↓↓↓
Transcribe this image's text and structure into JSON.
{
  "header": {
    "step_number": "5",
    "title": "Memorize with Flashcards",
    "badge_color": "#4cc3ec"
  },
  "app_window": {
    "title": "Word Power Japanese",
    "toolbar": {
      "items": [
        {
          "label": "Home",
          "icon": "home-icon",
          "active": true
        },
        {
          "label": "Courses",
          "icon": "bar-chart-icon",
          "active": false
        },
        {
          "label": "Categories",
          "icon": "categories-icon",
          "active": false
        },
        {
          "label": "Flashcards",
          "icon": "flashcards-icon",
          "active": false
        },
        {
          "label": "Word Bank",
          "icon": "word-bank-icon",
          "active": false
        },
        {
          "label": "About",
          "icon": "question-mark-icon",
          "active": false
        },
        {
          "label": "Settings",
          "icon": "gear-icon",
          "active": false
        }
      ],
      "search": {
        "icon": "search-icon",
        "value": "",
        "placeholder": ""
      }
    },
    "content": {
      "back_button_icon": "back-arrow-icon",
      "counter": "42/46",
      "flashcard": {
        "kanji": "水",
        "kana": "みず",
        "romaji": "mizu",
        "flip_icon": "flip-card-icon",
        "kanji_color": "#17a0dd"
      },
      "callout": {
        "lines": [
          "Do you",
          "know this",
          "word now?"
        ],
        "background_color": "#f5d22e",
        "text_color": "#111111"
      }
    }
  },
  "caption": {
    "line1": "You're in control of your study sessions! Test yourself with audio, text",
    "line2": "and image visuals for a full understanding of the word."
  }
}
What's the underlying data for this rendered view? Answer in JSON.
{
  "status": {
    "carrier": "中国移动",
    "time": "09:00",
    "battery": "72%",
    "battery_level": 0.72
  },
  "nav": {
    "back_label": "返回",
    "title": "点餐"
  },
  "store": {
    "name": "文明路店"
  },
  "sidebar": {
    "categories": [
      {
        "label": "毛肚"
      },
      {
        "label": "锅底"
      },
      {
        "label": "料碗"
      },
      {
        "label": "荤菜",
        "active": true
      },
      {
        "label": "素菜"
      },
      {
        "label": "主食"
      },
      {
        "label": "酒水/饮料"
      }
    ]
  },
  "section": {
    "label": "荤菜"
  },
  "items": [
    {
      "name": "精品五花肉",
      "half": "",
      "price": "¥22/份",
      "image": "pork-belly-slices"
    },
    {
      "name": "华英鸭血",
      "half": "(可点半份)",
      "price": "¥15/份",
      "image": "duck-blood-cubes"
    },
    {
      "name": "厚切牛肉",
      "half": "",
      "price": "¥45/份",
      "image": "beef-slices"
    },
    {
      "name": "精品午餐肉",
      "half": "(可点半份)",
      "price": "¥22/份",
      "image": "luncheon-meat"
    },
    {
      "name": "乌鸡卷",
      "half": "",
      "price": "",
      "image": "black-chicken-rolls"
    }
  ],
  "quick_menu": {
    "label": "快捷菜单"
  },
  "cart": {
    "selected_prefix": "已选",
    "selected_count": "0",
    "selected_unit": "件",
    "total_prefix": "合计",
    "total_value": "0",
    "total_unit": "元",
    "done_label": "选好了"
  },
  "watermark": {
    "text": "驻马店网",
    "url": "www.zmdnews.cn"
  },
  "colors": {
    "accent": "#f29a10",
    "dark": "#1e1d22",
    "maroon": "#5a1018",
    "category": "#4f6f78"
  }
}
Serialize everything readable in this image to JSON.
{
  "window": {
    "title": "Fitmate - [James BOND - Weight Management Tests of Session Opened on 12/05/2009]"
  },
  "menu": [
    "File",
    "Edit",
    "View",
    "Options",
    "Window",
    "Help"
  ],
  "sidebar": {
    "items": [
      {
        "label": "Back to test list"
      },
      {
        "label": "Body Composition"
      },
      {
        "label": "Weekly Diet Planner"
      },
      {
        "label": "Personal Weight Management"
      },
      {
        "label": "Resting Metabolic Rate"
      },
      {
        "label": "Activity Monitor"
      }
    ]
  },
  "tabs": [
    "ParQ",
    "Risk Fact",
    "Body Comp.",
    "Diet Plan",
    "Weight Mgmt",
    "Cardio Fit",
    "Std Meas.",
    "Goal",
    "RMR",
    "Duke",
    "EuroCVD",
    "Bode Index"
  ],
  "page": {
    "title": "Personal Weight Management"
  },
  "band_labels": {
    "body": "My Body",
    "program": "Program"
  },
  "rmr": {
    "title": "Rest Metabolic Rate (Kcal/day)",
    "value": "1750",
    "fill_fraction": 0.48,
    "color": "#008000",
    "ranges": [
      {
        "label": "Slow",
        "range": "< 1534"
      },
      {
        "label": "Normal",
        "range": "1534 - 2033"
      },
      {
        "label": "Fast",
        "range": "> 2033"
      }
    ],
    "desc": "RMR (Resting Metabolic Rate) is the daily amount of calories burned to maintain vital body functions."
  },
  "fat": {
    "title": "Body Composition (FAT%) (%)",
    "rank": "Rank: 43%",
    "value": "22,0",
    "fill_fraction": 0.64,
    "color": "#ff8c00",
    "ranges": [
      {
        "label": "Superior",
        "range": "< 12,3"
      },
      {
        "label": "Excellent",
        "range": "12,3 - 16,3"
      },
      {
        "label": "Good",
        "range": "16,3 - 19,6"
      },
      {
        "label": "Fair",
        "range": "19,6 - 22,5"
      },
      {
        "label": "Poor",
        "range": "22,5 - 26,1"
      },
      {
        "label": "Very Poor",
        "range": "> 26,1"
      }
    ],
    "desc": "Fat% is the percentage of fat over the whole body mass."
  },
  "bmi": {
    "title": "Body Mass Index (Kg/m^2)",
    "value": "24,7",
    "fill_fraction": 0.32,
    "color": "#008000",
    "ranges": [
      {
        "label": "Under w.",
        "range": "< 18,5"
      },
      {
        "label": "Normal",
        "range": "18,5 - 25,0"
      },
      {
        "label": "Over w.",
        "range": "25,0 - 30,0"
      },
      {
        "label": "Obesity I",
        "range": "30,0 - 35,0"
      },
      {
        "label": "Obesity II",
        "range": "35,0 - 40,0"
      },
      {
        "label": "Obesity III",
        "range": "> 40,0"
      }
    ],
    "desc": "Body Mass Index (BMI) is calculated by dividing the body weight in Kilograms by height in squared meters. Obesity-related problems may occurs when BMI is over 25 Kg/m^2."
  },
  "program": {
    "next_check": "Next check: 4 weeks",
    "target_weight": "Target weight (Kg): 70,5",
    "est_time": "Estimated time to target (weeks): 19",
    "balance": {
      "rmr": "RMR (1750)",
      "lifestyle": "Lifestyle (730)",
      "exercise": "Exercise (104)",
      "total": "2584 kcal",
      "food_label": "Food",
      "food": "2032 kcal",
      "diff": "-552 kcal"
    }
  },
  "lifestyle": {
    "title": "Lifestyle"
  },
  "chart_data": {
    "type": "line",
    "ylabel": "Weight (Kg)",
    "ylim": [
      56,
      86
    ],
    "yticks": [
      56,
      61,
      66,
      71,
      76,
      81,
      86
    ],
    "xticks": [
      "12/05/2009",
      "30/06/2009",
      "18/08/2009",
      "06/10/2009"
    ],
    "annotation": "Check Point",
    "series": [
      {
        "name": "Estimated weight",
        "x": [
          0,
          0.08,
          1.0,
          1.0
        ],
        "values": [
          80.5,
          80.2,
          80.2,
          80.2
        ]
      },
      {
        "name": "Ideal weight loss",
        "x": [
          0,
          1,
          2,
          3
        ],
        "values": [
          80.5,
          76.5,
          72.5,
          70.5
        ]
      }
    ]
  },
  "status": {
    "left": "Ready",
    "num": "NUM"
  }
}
↑↑↑
* **WHAT THE TASK REQUIRES**
Nothing should be changed: write out all of the data as is.

* **WRITTEN REPLY**
Transcribe this image's text and structure into JSON.
{
  "header": {
    "step_number": "5",
    "title": "Memorize with Flashcards",
    "badge_color": "#4cc3ec"
  },
  "app_window": {
    "title": "Word Power Japanese",
    "toolbar": {
      "items": [
        {
          "label": "Home",
          "icon": "home-icon",
          "active": true
        },
        {
          "label": "Courses",
          "icon": "bar-chart-icon",
          "active": false
        },
        {
          "label": "Categories",
          "icon": "categories-icon",
          "active": false
        },
        {
          "label": "Flashcards",
          "icon": "flashcards-icon",
          "active": false
        },
        {
          "label": "Word Bank",
          "icon": "word-bank-icon",
          "active": false
        },
        {
          "label": "About",
          "icon": "question-mark-icon",
          "active": false
        },
        {
          "label": "Settings",
          "icon": "gear-icon",
          "active": false
        }
      ],
      "search": {
        "icon": "search-icon",
        "value": "",
        "placeholder": ""
      }
    },
    "content": {
      "back_button_icon": "back-arrow-icon",
      "counter": "42/46",
      "flashcard": {
        "kanji": "水",
        "kana": "みず",
        "romaji": "mizu",
        "flip_icon": "flip-card-icon",
        "kanji_color": "#17a0dd"
      },
      "callout": {
        "lines": [
          "Do you",
          "know this",
          "word now?"
        ],
        "background_color": "#f5d22e",
        "text_color": "#111111"
      }
    }
  },
  "caption": {
    "line1": "You're in control of your study sessions! Test yourself with audio, text",
    "line2": "and image visuals for a full understanding of the word."
  }
}
What's the underlying data for this rendered view? Answer in JSON.
{
  "status": {
    "carrier": "中国移动",
    "time": "09:00",
    "battery": "72%",
    "battery_level": 0.72
  },
  "nav": {
    "back_label": "返回",
    "title": "点餐"
  },
  "store": {
    "name": "文明路店"
  },
  "sidebar": {
    "categories": [
      {
        "label": "毛肚"
      },
      {
        "label": "锅底"
      },
      {
        "label": "料碗"
      },
      {
        "label": "荤菜",
        "active": true
      },
      {
        "label": "素菜"
      },
      {
        "label": "主食"
      },
      {
        "label": "酒水/饮料"
      }
    ]
  },
  "section": {
    "label": "荤菜"
  },
  "items": [
    {
      "name": "精品五花肉",
      "half": "",
      "price": "¥22/份",
      "image": "pork-belly-slices"
    },
    {
      "name": "华英鸭血",
      "half": "(可点半份)",
      "price": "¥15/份",
      "image": "duck-blood-cubes"
    },
    {
      "name": "厚切牛肉",
      "half": "",
      "price": "¥45/份",
      "image": "beef-slices"
    },
    {
      "name": "精品午餐肉",
      "half": "(可点半份)",
      "price": "¥22/份",
      "image": "luncheon-meat"
    },
    {
      "name": "乌鸡卷",
      "half": "",
      "price": "",
      "image": "black-chicken-rolls"
    }
  ],
  "quick_menu": {
    "label": "快捷菜单"
  },
  "cart": {
    "selected_prefix": "已选",
    "selected_count": "0",
    "selected_unit": "件",
    "total_prefix": "合计",
    "total_value": "0",
    "total_unit": "元",
    "done_label": "选好了"
  },
  "watermark": {
    "text": "驻马店网",
    "url": "www.zmdnews.cn"
  },
  "colors": {
    "accent": "#f29a10",
    "dark": "#1e1d22",
    "maroon": "#5a1018",
    "category": "#4f6f78"
  }
}
Serialize everything readable in this image to JSON.
{
  "window": {
    "title": "Fitmate - [James BOND - Weight Management Tests of Session Opened on 12/05/2009]"
  },
  "menu": [
    "File",
    "Edit",
    "View",
    "Options",
    "Window",
    "Help"
  ],
  "sidebar": {
    "items": [
      {
        "label": "Back to test list"
      },
      {
        "label": "Body Composition"
      },
      {
        "label": "Weekly Diet Planner"
      },
      {
        "label": "Personal Weight Management"
      },
      {
        "label": "Resting Metabolic Rate"
      },
      {
        "label": "Activity Monitor"
      }
    ]
  },
  "tabs": [
    "ParQ",
    "Risk Fact",
    "Body Comp.",
    "Diet Plan",
    "Weight Mgmt",
    "Cardio Fit",
    "Std Meas.",
    "Goal",
    "RMR",
    "Duke",
    "EuroCVD",
    "Bode Index"
  ],
  "page": {
    "title": "Personal Weight Management"
  },
  "band_labels": {
    "body": "My Body",
    "program": "Program"
  },
  "rmr": {
    "title": "Rest Metabolic Rate (Kcal/day)",
    "value": "1750",
    "fill_fraction": 0.48,
    "color": "#008000",
    "ranges": [
      {
        "label": "Slow",
        "range": "< 1534"
      },
      {
        "label": "Normal",
        "range": "1534 - 2033"
      },
      {
        "label": "Fast",
        "range": "> 2033"
      }
    ],
    "desc": "RMR (Resting Metabolic Rate) is the daily amount of calories burned to maintain vital body functions."
  },
  "fat": {
    "title": "Body Composition (FAT%) (%)",
    "rank": "Rank: 43%",
    "value": "22,0",
    "fill_fraction": 0.64,
    "color": "#ff8c00",
    "ranges": [
      {
        "label": "Superior",
        "range": "< 12,3"
      },
      {
        "label": "Excellent",
        "range": "12,3 - 16,3"
      },
      {
        "label": "Good",
        "range": "16,3 - 19,6"
      },
      {
        "label": "Fair",
        "range": "19,6 - 22,5"
      },
      {
        "label": "Poor",
        "range": "22,5 - 26,1"
      },
      {
        "label": "Very Poor",
        "range": "> 26,1"
      }
    ],
    "desc": "Fat% is the percentage of fat over the whole body mass."
  },
  "bmi": {
    "title": "Body Mass Index (Kg/m^2)",
    "value": "24,7",
    "fill_fraction": 0.32,
    "color": "#008000",
    "ranges": [
      {
        "label": "Under w.",
        "range": "< 18,5"
      },
      {
        "label": "Normal",
        "range": "18,5 - 25,0"
      },
      {
        "label": "Over w.",
        "range": "25,0 - 30,0"
      },
      {
        "label": "Obesity I",
        "range": "30,0 - 35,0"
      },
      {
        "label": "Obesity II",
        "range": "35,0 - 40,0"
      },
      {
        "label": "Obesity III",
        "range": "> 40,0"
      }
    ],
    "desc": "Body Mass Index (BMI) is calculated by dividing the body weight in Kilograms by height in squared meters. Obesity-related problems may occurs when BMI is over 25 Kg/m^2."
  },
  "program": {
    "next_check": "Next check: 4 weeks",
    "target_weight": "Target weight (Kg): 70,5",
    "est_time": "Estimated time to target (weeks): 19",
    "balance": {
      "rmr": "RMR (1750)",
      "lifestyle": "Lifestyle (730)",
      "exercise": "Exercise (104)",
      "total": "2584 kcal",
      "food_label": "Food",
      "food": "2032 kcal",
      "diff": "-552 kcal"
    }
  },
  "lifestyle": {
    "title": "Lifestyle"
  },
  "chart_data": {
    "type": "line",
    "ylabel": "Weight (Kg)",
    "ylim": [
      56,
      86
    ],
    "yticks": [
      56,
      61,
      66,
      71,
      76,
      81,
      86
    ],
    "xticks": [
      "12/05/2009",
      "30/06/2009",
      "18/08/2009",
      "06/10/2009"
    ],
    "annotation": "Check Point",
    "series": [
      {
        "name": "Estimated weight",
        "x": [
          0,
          0.08,
          1.0,
          1.0
        ],
        "values": [
          80.5,
          80.2,
          80.2,
          80.2
        ]
      },
      {
        "name": "Ideal weight loss",
        "x": [
          0,
          1,
          2,
          3
        ],
        "values": [
          80.5,
          76.5,
          72.5,
          70.5
        ]
      }
    ]
  },
  "status": {
    "left": "Ready",
    "num": "NUM"
  }
}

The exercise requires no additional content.